Reproduce every line of the listing below verbatim, changing nothing.

Raw listing

####################

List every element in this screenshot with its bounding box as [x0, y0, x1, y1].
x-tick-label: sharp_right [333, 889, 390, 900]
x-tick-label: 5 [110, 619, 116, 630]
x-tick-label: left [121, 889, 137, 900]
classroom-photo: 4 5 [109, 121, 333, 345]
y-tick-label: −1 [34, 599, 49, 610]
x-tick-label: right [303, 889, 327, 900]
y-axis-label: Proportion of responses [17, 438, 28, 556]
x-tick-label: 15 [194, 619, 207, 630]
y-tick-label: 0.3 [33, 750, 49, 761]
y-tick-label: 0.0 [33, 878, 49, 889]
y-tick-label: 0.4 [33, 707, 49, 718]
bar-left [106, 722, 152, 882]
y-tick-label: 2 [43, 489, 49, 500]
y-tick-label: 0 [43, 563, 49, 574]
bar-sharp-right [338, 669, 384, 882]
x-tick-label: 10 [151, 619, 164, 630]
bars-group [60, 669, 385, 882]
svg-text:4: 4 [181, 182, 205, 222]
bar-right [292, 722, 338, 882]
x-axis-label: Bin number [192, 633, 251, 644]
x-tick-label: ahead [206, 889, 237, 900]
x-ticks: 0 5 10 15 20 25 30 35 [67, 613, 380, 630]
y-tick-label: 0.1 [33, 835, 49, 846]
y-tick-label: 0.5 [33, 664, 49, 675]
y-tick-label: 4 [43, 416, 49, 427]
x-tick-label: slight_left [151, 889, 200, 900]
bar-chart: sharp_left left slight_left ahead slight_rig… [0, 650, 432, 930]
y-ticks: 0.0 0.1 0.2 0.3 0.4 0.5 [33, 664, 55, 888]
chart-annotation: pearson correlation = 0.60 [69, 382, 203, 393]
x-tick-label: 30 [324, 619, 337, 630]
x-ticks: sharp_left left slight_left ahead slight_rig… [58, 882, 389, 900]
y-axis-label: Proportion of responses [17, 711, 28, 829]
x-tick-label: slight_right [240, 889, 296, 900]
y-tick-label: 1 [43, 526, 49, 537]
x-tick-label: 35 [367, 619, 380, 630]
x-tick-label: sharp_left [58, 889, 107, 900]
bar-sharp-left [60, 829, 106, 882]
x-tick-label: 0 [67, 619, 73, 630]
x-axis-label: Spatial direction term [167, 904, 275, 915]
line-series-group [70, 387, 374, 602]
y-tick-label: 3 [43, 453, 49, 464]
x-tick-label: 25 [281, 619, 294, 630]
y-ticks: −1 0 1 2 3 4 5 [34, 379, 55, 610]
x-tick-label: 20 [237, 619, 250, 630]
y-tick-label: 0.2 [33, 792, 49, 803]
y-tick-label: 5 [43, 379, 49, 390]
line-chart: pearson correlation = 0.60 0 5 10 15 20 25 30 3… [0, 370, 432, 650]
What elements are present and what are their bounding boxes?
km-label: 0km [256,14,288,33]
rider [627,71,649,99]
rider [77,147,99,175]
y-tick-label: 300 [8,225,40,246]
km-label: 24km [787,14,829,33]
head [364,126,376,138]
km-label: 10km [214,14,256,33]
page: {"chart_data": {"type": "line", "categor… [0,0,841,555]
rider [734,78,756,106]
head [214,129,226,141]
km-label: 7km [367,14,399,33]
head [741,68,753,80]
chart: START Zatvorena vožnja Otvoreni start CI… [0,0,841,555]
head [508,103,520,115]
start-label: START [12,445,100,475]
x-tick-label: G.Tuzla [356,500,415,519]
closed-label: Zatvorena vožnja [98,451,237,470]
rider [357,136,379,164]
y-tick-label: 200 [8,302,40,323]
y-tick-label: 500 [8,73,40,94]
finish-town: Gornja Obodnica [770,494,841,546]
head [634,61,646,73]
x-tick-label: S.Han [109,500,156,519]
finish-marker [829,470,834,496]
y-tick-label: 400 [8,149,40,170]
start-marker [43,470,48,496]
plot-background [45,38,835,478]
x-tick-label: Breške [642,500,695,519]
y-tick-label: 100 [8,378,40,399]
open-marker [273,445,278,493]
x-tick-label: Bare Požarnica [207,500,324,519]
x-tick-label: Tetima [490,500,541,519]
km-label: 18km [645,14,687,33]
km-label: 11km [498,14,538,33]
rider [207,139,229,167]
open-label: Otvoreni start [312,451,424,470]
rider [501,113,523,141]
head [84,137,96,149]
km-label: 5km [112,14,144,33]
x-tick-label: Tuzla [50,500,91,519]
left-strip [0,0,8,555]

####################

COMPLETE ANSWER:
List every element in this screenshot with its bounding box as [x0, y0, x1, y1].
x-tick-label: sharp_right [333, 889, 390, 900]
x-tick-label: 5 [110, 619, 116, 630]
x-tick-label: left [121, 889, 137, 900]
classroom-photo: 4 5 [109, 121, 333, 345]
y-tick-label: −1 [34, 599, 49, 610]
x-tick-label: right [303, 889, 327, 900]
y-axis-label: Proportion of responses [17, 438, 28, 556]
x-tick-label: 15 [194, 619, 207, 630]
y-tick-label: 0.3 [33, 750, 49, 761]
y-tick-label: 0.0 [33, 878, 49, 889]
y-tick-label: 0.4 [33, 707, 49, 718]
bar-left [106, 722, 152, 882]
y-tick-label: 2 [43, 489, 49, 500]
y-tick-label: 0 [43, 563, 49, 574]
bar-sharp-right [338, 669, 384, 882]
x-tick-label: 10 [151, 619, 164, 630]
bars-group [60, 669, 385, 882]
svg-text:4: 4 [181, 182, 205, 222]
bar-right [292, 722, 338, 882]
x-axis-label: Bin number [192, 633, 251, 644]
x-tick-label: ahead [206, 889, 237, 900]
x-ticks: 0 5 10 15 20 25 30 35 [67, 613, 380, 630]
y-tick-label: 0.1 [33, 835, 49, 846]
y-tick-label: 0.5 [33, 664, 49, 675]
y-tick-label: 4 [43, 416, 49, 427]
x-tick-label: slight_left [151, 889, 200, 900]
bar-chart: sharp_left left slight_left ahead slight_rig… [0, 650, 432, 930]
y-ticks: 0.0 0.1 0.2 0.3 0.4 0.5 [33, 664, 55, 888]
chart-annotation: pearson correlation = 0.60 [69, 382, 203, 393]
x-tick-label: 30 [324, 619, 337, 630]
x-ticks: sharp_left left slight_left ahead slight_rig… [58, 882, 389, 900]
y-axis-label: Proportion of responses [17, 711, 28, 829]
x-tick-label: slight_right [240, 889, 296, 900]
y-tick-label: 1 [43, 526, 49, 537]
x-tick-label: 35 [367, 619, 380, 630]
x-tick-label: sharp_left [58, 889, 107, 900]
bar-sharp-left [60, 829, 106, 882]
x-tick-label: 0 [67, 619, 73, 630]
x-axis-label: Spatial direction term [167, 904, 275, 915]
line-series-group [70, 387, 374, 602]
y-tick-label: 3 [43, 453, 49, 464]
x-tick-label: 25 [281, 619, 294, 630]
y-ticks: −1 0 1 2 3 4 5 [34, 379, 55, 610]
x-tick-label: 20 [237, 619, 250, 630]
y-tick-label: 0.2 [33, 792, 49, 803]
y-tick-label: 5 [43, 379, 49, 390]
line-chart: pearson correlation = 0.60 0 5 10 15 20 25 30 3… [0, 370, 432, 650]
What elements are present and what are their bounding boxes?
km-label: 0km [256,14,288,33]
rider [627,71,649,99]
rider [77,147,99,175]
y-tick-label: 300 [8,225,40,246]
km-label: 24km [787,14,829,33]
head [364,126,376,138]
km-label: 10km [214,14,256,33]
page: {"chart_data": {"type": "line", "categor… [0,0,841,555]
rider [734,78,756,106]
head [214,129,226,141]
km-label: 7km [367,14,399,33]
head [741,68,753,80]
chart: START Zatvorena vožnja Otvoreni start CI… [0,0,841,555]
head [508,103,520,115]
start-label: START [12,445,100,475]
x-tick-label: G.Tuzla [356,500,415,519]
closed-label: Zatvorena vožnja [98,451,237,470]
rider [357,136,379,164]
y-tick-label: 200 [8,302,40,323]
y-tick-label: 500 [8,73,40,94]
finish-town: Gornja Obodnica [770,494,841,546]
head [634,61,646,73]
x-tick-label: S.Han [109,500,156,519]
finish-marker [829,470,834,496]
y-tick-label: 400 [8,149,40,170]
start-marker [43,470,48,496]
plot-background [45,38,835,478]
x-tick-label: Breške [642,500,695,519]
y-tick-label: 100 [8,378,40,399]
open-marker [273,445,278,493]
x-tick-label: Bare Požarnica [207,500,324,519]
x-tick-label: Tetima [490,500,541,519]
km-label: 18km [645,14,687,33]
km-label: 11km [498,14,538,33]
rider [207,139,229,167]
open-label: Otvoreni start [312,451,424,470]
rider [501,113,523,141]
head [84,137,96,149]
km-label: 5km [112,14,144,33]
x-tick-label: Tuzla [50,500,91,519]
left-strip [0,0,8,555]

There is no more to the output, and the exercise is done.